* Do this
Check each line of the material below, and copy it if it holds the string "GEOMAR".

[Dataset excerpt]
******************************

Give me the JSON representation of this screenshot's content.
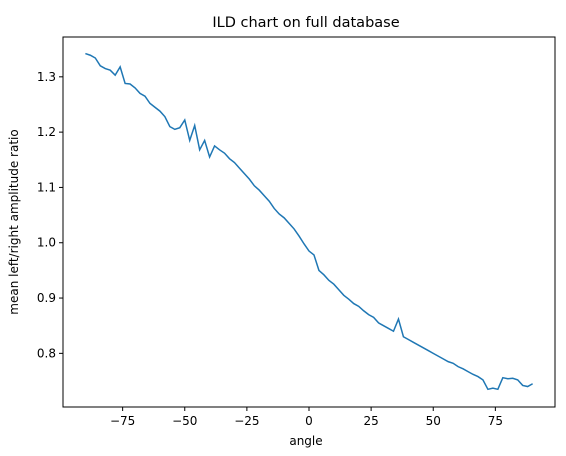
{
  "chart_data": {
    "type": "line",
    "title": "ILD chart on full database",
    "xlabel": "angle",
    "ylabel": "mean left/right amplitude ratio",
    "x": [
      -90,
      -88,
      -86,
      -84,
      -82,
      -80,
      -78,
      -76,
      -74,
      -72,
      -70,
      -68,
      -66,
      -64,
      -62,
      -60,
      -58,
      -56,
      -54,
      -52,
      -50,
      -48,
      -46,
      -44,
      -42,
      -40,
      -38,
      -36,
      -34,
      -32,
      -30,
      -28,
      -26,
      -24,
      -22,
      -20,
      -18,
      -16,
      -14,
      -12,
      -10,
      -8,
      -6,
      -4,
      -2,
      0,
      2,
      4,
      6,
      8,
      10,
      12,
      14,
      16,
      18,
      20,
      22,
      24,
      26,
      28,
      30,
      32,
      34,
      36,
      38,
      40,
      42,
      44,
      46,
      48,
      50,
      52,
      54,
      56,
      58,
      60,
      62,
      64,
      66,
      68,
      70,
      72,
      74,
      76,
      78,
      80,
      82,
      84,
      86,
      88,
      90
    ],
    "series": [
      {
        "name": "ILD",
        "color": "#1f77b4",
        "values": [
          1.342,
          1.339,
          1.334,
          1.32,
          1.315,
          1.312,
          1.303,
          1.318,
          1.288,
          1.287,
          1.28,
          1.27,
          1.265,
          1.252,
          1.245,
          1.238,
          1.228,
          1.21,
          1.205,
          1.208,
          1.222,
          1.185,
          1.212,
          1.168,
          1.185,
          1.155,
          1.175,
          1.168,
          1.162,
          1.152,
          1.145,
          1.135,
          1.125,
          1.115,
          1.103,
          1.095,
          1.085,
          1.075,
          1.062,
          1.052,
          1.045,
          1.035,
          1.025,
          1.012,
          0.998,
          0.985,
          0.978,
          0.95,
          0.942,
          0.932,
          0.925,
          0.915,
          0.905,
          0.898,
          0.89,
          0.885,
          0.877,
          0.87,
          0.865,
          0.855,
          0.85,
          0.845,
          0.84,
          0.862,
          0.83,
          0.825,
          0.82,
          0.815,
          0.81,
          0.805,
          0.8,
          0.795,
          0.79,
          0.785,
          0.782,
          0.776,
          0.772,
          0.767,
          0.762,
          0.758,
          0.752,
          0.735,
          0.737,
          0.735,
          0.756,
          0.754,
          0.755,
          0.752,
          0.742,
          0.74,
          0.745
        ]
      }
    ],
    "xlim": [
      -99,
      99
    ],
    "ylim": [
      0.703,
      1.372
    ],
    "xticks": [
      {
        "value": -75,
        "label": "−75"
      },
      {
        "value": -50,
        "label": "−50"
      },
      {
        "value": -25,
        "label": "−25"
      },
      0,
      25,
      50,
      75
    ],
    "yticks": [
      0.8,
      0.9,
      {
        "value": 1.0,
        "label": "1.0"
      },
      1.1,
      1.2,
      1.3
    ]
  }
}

******************************

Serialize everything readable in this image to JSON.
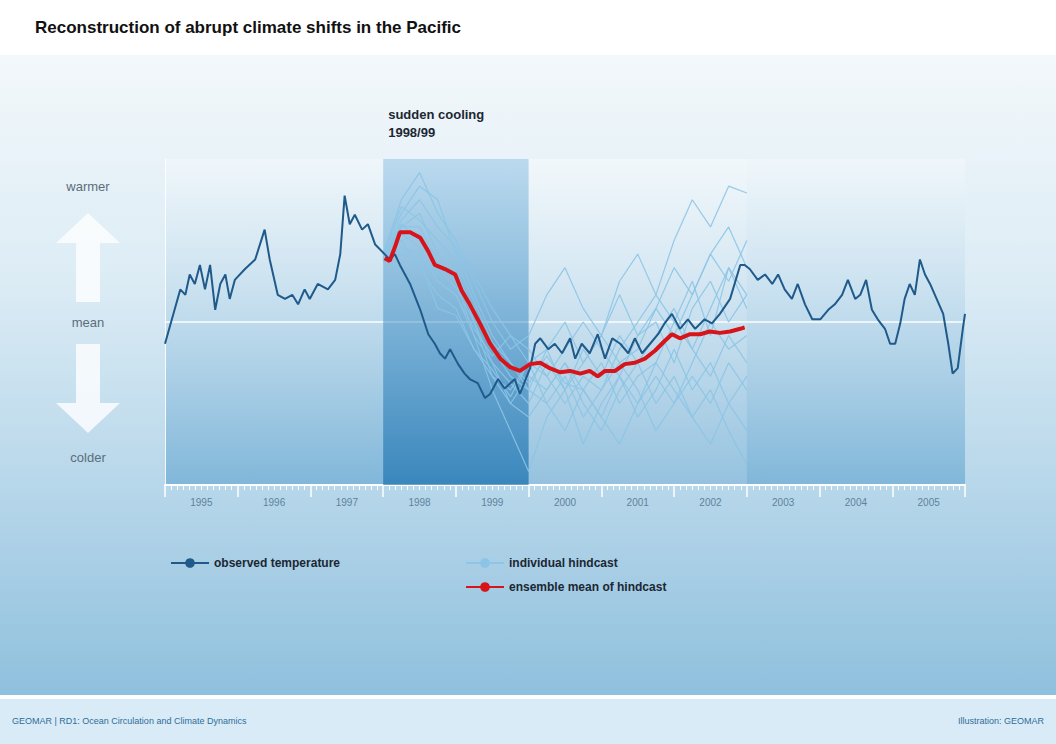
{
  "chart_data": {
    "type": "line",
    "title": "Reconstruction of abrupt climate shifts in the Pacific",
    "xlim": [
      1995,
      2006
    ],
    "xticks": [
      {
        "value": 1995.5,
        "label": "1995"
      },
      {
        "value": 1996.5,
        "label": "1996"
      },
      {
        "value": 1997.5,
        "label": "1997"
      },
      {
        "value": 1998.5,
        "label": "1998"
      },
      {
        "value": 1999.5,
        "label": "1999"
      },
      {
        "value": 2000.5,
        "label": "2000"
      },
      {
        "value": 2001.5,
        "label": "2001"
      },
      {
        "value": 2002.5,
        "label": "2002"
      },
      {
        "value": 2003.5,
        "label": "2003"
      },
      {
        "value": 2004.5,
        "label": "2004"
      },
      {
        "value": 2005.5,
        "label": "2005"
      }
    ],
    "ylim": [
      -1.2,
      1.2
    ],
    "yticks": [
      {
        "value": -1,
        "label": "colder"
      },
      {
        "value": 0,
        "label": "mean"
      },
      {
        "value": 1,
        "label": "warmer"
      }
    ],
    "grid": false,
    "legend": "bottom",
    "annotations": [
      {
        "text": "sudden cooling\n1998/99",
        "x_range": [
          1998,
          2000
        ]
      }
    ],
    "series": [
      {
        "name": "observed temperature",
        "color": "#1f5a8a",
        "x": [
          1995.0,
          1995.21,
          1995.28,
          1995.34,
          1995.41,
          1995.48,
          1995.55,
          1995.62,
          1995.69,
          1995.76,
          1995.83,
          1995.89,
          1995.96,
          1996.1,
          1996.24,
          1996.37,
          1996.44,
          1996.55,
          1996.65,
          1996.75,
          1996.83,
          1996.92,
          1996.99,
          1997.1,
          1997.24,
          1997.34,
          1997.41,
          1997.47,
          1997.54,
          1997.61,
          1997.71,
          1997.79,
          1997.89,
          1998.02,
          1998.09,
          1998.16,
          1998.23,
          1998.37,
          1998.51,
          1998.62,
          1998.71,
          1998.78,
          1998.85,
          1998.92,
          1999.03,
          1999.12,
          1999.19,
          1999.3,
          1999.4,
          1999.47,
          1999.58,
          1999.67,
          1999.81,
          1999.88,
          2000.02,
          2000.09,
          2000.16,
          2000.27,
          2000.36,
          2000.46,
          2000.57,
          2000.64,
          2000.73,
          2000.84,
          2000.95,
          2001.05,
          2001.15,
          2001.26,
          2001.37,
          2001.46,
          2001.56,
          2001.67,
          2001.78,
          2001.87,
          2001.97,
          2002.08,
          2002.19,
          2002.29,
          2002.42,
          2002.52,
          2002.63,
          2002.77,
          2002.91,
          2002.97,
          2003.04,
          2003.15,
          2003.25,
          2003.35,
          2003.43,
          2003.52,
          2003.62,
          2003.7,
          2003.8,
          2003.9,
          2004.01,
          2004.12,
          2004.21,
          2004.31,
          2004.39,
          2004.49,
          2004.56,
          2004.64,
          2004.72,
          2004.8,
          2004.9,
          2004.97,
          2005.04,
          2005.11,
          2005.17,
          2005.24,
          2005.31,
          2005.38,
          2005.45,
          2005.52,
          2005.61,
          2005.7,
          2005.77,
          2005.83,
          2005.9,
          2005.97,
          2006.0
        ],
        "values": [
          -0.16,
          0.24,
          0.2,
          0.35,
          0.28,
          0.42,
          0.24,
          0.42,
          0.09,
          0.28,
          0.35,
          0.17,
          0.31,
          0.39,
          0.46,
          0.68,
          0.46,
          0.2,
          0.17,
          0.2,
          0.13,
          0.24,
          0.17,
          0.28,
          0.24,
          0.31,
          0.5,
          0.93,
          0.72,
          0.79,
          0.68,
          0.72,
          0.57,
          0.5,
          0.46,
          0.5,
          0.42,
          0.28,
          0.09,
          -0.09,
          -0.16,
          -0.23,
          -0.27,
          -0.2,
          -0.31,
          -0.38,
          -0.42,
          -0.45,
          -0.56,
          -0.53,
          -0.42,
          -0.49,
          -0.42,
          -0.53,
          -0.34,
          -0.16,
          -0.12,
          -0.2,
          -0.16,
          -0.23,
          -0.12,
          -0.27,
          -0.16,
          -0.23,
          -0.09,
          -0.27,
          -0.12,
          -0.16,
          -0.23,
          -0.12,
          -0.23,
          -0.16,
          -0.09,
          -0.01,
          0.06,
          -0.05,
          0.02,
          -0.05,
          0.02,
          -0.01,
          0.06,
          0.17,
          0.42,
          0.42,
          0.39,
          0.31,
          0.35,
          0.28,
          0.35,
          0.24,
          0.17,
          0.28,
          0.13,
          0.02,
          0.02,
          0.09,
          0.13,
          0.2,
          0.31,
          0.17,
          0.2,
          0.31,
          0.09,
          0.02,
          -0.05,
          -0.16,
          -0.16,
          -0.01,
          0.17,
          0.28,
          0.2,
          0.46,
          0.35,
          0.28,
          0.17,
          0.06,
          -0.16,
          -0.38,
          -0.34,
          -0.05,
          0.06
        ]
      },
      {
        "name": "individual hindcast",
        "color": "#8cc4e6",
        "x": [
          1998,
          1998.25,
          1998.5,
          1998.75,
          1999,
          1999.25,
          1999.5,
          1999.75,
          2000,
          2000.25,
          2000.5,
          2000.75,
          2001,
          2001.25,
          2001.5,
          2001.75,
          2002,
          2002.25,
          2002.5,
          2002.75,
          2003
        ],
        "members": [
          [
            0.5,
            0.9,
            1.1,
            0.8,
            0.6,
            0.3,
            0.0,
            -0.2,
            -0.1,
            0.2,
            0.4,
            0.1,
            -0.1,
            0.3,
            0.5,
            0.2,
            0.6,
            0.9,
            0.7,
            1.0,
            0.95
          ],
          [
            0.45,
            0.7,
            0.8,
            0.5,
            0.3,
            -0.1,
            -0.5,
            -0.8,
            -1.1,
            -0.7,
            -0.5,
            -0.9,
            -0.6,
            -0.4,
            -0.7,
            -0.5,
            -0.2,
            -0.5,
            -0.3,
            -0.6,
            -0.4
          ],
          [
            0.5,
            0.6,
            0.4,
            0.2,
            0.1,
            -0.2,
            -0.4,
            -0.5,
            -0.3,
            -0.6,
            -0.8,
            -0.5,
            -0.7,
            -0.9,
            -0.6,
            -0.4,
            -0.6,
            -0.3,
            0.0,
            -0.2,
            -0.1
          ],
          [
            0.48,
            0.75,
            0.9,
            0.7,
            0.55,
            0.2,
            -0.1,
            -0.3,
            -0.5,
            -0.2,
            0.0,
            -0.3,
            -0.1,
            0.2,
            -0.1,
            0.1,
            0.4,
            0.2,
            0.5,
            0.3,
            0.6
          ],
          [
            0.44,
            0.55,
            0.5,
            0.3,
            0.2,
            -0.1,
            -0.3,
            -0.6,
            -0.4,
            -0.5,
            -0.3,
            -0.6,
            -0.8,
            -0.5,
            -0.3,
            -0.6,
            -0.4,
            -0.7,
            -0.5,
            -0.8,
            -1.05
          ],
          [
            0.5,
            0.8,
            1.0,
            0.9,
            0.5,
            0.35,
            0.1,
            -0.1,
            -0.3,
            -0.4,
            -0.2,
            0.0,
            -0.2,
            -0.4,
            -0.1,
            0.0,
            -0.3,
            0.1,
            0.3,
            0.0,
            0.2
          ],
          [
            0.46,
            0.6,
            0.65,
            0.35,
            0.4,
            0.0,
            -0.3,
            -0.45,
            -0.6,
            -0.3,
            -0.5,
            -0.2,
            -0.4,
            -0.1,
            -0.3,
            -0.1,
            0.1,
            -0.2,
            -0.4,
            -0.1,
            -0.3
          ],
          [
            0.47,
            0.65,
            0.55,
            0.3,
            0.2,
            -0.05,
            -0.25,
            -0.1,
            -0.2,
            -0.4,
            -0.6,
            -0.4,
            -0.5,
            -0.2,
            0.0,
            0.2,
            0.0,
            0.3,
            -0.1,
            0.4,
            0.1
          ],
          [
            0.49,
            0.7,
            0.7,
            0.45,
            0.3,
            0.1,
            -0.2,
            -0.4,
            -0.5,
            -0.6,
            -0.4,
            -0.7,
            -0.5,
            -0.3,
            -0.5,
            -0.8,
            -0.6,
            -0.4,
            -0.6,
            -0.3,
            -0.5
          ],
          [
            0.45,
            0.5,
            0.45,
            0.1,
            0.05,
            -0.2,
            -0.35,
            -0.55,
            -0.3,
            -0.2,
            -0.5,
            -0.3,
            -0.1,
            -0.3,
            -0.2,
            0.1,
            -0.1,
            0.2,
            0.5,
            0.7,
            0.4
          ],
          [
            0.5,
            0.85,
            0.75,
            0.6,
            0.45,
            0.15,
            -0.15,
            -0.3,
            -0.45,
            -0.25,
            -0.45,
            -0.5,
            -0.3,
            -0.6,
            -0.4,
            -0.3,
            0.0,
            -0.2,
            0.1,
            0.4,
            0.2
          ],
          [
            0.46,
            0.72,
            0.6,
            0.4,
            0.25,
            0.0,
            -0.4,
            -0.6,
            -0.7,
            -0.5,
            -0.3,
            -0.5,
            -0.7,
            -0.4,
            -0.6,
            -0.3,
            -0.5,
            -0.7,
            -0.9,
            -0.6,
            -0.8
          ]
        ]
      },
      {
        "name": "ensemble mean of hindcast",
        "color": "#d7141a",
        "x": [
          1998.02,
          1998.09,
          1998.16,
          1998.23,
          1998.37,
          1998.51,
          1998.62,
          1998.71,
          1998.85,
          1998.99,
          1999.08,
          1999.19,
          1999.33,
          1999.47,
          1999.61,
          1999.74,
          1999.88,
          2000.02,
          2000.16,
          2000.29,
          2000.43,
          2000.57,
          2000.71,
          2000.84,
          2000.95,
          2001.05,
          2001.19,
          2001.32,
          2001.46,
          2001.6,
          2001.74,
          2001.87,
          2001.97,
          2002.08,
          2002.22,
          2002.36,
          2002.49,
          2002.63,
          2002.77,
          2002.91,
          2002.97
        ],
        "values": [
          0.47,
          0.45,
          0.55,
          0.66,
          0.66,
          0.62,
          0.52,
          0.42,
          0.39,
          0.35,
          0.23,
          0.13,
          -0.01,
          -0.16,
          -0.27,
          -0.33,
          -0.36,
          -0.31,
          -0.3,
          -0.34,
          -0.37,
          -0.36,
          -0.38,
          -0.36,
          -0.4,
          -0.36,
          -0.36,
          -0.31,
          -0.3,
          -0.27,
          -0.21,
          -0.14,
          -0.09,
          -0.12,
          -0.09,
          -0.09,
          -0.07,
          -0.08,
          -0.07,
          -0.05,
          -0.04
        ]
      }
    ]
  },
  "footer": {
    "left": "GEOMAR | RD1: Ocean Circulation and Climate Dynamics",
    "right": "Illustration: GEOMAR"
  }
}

******************************

* Answer to the problem
    "left": "GEOMAR | RD1: Ocean Circulation and Climate Dynamics",
    "right": "Illustration: GEOMAR"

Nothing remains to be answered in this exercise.